## THE REQUEST:
Check the listing below for lines that hold "净亏损以". How many are there? Please give only the number.

## SOURCE MATERIAL:
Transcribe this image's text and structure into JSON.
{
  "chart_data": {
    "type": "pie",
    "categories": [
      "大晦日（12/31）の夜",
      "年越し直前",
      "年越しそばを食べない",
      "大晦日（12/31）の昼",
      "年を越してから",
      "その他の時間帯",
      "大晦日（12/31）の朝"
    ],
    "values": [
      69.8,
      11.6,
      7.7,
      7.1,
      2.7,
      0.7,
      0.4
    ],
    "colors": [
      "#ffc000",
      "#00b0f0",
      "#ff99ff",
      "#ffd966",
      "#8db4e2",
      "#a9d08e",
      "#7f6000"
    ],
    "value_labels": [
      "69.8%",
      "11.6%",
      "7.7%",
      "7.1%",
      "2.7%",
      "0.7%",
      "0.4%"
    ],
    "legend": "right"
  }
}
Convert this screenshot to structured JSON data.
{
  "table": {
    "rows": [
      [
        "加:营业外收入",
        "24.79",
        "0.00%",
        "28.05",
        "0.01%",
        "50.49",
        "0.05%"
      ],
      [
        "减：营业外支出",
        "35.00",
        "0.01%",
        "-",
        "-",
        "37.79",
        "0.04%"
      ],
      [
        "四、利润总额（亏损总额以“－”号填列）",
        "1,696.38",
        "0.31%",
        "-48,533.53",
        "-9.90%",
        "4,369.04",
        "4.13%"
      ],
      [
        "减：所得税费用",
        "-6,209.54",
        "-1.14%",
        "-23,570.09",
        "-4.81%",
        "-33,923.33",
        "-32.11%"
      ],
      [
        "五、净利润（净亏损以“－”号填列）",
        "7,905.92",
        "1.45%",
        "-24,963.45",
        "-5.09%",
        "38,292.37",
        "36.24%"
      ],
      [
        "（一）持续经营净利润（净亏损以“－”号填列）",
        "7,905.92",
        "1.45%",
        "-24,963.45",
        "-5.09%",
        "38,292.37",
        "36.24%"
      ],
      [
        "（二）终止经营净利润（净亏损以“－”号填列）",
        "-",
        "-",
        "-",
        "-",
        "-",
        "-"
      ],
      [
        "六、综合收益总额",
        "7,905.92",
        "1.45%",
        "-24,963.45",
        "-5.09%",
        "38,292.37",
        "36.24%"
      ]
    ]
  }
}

## CORRECT OUTPUT:
3